'''
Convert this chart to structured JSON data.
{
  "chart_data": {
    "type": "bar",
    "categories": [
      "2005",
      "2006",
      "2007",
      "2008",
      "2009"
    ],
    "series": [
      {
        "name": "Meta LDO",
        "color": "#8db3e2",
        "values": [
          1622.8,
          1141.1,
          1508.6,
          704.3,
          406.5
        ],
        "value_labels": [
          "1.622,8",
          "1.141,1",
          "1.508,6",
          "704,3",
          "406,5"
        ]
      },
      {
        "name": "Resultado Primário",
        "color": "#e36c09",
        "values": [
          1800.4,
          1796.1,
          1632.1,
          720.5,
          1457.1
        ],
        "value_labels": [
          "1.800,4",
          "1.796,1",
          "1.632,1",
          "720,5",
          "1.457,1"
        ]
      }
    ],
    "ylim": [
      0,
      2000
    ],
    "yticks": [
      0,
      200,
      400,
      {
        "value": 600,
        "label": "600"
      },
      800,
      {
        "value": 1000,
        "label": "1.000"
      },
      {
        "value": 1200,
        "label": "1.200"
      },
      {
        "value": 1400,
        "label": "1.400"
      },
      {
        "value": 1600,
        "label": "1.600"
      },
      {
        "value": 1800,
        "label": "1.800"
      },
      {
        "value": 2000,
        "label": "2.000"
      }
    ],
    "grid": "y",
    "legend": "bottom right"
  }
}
'''
# Task brief:
Write the listing out again, exactly as shown above.

# Output for this task:
Convert this chart to structured JSON data.
{
  "chart_data": {
    "type": "bar",
    "categories": [
      "2005",
      "2006",
      "2007",
      "2008",
      "2009"
    ],
    "series": [
      {
        "name": "Meta LDO",
        "color": "#8db3e2",
        "values": [
          1622.8,
          1141.1,
          1508.6,
          704.3,
          406.5
        ],
        "value_labels": [
          "1.622,8",
          "1.141,1",
          "1.508,6",
          "704,3",
          "406,5"
        ]
      },
      {
        "name": "Resultado Primário",
        "color": "#e36c09",
        "values": [
          1800.4,
          1796.1,
          1632.1,
          720.5,
          1457.1
        ],
        "value_labels": [
          "1.800,4",
          "1.796,1",
          "1.632,1",
          "720,5",
          "1.457,1"
        ]
      }
    ],
    "ylim": [
      0,
      2000
    ],
    "yticks": [
      0,
      200,
      400,
      {
        "value": 600,
        "label": "600"
      },
      800,
      {
        "value": 1000,
        "label": "1.000"
      },
      {
        "value": 1200,
        "label": "1.200"
      },
      {
        "value": 1400,
        "label": "1.400"
      },
      {
        "value": 1600,
        "label": "1.600"
      },
      {
        "value": 1800,
        "label": "1.800"
      },
      {
        "value": 2000,
        "label": "2.000"
      }
    ],
    "grid": "y",
    "legend": "bottom right"
  }
}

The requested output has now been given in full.